**Work item:** In the readmission study text, how much higher was the overall readmission rate for patients who received Home Health Care after adjusting for the control variables?
Study text START
The article addresses three main questions:
- What does Home Health Care mean for readmission?
- What does readmission mean for hospital outcomes?
- What can we generally expect from statistical adjustments, such as were used here to control for patients’ severity of illness?
Background
We tracked readmission rates for 228,041 hospitalizations at seven US hospitals -- East, Midwest, and West, from 2011-2017, between 17,000 and 52,000 at any given hospital. This involved approximately 182,000 individual patients. After discharge from hospital, about a quarter of these patients had received Home Health Care (HHC) services such as from a visiting nurse or a physical or occupational therapist. We sought to evaluate the effect that these services had on readmission rates.
Findings
On the surface, patients with HHC had higher readmission rates. But this was no surprise, since these patients would normally have more severe illnesses and injuries than the others; that typically is why HHC would be provided in the first place. So we took a conventional route and assessed this relationship while taking into account, for any given hospital, about 30 control variables. These included Number of Prior Admissions; Length of Stay; and presence/absence of diagnoses that usually mattered for readmission rate. Statistically adjusting for these factors, using logistic regression, was expected to reverse the difference we were seeing: to show that HHC decreased readmission rates.
Our model did supply evidence that HHC was indeed provided to more needy patients. But even when we comprehensively adjusted for those needs via the control variables, the overall readmission rate was still 21% higher for patients who received HHC (weighting each hospital equally). The rate was higher by 10% to 42% per hospital. (These are relative, not absolute percentages--e.g., a rate of 11% vs. 10% would entail a 10% relative difference.)
We adopted many other methods to try to make sense of this finding. For example, we assessed the group difference using propensity score analysis. While the difference in readmission rates sometimes shrank, it never disappeared, let alone reversing itself. This made us question whether the type of regression we were using was even capable of showing such a reversal.
Study text END
Extracted material START
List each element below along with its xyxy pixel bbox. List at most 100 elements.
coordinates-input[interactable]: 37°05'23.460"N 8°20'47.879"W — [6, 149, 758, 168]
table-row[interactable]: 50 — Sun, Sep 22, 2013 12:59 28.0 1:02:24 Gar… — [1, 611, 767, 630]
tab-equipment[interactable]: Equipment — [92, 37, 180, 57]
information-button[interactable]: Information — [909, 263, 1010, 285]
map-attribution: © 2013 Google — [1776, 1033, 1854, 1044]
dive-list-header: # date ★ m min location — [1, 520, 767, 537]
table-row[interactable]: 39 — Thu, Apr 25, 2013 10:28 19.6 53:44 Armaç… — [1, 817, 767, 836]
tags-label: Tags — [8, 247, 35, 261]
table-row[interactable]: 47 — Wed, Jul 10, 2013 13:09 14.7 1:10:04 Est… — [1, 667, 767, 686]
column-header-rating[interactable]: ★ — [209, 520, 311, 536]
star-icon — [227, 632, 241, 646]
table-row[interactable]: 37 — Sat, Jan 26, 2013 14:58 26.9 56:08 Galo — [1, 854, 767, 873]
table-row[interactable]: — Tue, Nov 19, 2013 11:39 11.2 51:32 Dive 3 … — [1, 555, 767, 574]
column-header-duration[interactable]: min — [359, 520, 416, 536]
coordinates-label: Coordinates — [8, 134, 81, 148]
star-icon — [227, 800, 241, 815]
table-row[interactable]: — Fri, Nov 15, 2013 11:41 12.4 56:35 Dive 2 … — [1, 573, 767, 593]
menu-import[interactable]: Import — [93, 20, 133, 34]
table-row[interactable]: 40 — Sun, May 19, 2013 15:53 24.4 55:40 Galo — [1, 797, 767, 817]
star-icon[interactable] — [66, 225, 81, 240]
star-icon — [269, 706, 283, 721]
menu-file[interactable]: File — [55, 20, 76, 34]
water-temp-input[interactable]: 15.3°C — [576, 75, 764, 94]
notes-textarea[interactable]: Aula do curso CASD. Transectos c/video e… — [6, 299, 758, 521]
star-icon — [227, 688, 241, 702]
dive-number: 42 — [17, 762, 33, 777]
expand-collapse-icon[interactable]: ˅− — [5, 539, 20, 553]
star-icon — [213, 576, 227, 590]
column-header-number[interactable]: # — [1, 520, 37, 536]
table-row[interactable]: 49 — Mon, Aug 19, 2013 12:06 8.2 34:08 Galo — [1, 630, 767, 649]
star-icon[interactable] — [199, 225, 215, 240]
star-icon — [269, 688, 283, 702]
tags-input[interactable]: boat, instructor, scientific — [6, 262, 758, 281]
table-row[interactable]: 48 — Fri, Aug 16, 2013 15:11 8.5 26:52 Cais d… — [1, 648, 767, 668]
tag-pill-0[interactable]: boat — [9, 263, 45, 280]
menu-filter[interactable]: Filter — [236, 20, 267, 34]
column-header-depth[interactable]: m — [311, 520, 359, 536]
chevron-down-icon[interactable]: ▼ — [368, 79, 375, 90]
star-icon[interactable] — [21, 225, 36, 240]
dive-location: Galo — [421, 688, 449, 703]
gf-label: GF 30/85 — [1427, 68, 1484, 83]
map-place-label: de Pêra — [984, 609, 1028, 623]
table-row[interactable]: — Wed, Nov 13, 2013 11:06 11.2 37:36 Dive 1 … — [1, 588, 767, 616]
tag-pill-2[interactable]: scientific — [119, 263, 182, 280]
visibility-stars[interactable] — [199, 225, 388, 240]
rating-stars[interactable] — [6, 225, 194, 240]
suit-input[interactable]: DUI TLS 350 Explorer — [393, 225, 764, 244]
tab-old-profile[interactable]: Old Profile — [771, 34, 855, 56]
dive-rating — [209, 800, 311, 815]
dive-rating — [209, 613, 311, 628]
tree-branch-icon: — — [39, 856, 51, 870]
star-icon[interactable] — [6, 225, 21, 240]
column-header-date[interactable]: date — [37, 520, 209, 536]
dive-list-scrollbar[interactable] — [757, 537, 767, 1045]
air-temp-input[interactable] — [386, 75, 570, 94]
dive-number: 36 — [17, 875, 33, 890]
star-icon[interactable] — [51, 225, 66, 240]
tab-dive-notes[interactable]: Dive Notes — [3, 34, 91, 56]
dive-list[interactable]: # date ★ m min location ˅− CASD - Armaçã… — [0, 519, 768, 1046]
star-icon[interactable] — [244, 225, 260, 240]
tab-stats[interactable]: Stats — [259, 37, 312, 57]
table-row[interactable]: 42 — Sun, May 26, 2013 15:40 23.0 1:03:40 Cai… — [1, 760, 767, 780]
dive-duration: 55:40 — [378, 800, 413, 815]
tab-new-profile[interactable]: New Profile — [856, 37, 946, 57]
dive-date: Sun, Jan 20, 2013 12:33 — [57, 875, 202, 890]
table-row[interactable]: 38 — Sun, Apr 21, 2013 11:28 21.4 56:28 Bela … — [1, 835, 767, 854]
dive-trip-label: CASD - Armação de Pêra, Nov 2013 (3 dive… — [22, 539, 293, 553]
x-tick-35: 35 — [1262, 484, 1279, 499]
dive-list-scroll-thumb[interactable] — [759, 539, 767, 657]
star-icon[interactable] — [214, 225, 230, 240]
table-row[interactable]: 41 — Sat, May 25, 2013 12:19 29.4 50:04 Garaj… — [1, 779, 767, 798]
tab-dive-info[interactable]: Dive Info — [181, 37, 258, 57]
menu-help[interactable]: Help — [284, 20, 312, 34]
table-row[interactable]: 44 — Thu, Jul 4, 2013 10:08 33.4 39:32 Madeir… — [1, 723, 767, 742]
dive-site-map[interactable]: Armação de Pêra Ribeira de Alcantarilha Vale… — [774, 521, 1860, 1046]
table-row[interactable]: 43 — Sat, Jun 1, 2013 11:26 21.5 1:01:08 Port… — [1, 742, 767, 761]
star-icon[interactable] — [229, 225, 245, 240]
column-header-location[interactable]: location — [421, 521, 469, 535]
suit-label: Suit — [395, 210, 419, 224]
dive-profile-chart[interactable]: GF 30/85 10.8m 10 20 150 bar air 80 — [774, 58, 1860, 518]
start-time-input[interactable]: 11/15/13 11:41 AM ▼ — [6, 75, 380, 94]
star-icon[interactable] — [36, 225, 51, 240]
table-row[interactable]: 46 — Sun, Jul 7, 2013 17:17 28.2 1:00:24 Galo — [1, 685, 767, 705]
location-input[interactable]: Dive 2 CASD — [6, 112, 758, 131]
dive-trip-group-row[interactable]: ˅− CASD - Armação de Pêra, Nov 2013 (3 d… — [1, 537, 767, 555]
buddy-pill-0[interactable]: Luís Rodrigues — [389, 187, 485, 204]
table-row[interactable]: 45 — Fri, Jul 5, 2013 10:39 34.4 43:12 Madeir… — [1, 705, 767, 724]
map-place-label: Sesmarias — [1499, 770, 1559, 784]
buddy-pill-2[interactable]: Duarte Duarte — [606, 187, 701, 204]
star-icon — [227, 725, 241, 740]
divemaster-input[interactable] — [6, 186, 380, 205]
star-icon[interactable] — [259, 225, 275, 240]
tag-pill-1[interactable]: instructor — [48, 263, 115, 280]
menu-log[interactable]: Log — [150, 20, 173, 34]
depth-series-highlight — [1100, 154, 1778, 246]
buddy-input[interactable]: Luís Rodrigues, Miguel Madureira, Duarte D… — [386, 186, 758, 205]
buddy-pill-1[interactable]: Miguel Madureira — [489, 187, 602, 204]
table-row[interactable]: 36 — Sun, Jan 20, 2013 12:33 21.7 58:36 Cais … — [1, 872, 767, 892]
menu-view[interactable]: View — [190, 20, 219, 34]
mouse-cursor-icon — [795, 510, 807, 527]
Extracted material END
**Response to this exercise:** It was 21% higher, with each hospital weighted equally.